──────── INPUT FOR THIS TASK ────────
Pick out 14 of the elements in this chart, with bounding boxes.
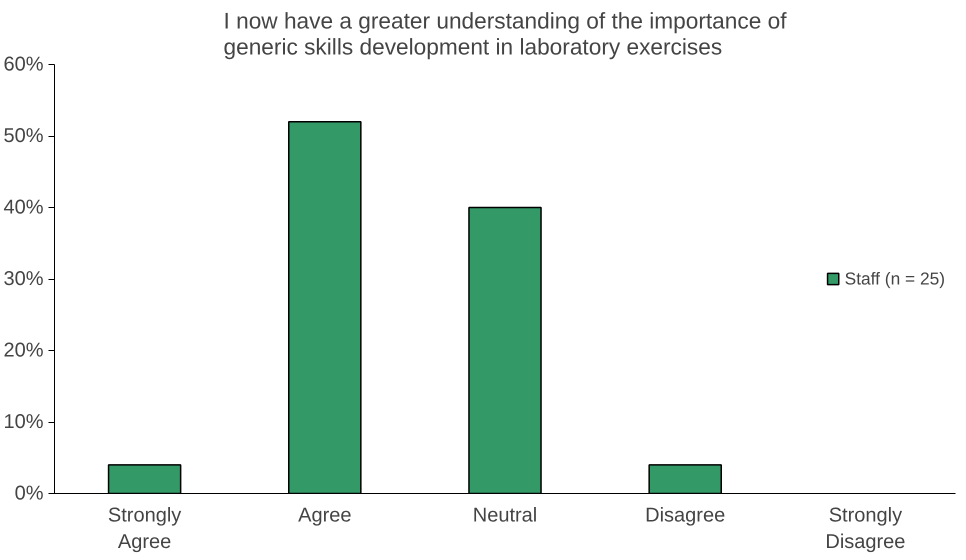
legend-label: Staff (n = 25) [844,268,945,289]
x-tick-label: Strongly Agree [108,504,182,553]
x-tick-label: Strongly Disagree [825,504,906,553]
y-tick-label: 20% [3,340,44,362]
y-tick-label: 30% [3,268,44,290]
y-tick-label: 0% [14,482,44,504]
y-tick-label: 10% [3,411,44,433]
y-tick-label: 50% [3,125,44,147]
chart-title: I now have a greater understanding of the importance of generic skills development in laboratory exercises [224,8,788,60]
y-tick-label: 60% [3,54,44,76]
x-tick-label: Disagree [645,504,726,526]
x-tick-label: Agree [298,504,352,526]
y-tick-label: 40% [3,196,44,218]
x-tick-label: Neutral [472,504,538,526]
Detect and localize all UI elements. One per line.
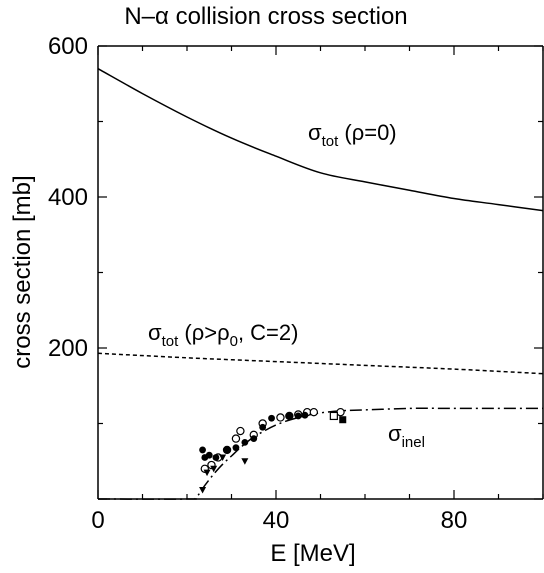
────────
> **TO BE DONE**:
Arrange every line of the entries above into a numbered list, omitting blank lines and the pictures.

> **RESPONSE TO THIS TASK**:
1. Pick out 14 of the elements in this chart, with bounding boxes.
2. legend-label: Staff (n = 25) [844,268,945,289]
3. x-tick-label: Strongly Agree [108,504,182,553]
4. x-tick-label: Strongly Disagree [825,504,906,553]
5. y-tick-label: 20% [3,340,44,362]
6. y-tick-label: 30% [3,268,44,290]
7. y-tick-label: 0% [14,482,44,504]
8. y-tick-label: 10% [3,411,44,433]
9. y-tick-label: 50% [3,125,44,147]
10. chart-title: I now have a greater understanding of the importance of generic skills development in laboratory exercises [224,8,788,60]
11. y-tick-label: 60% [3,54,44,76]
12. x-tick-label: Disagree [645,504,726,526]
13. x-tick-label: Agree [298,504,352,526]
14. y-tick-label: 40% [3,196,44,218]
15. x-tick-label: Neutral [472,504,538,526]
16. Detect and localize all UI elements. One per line.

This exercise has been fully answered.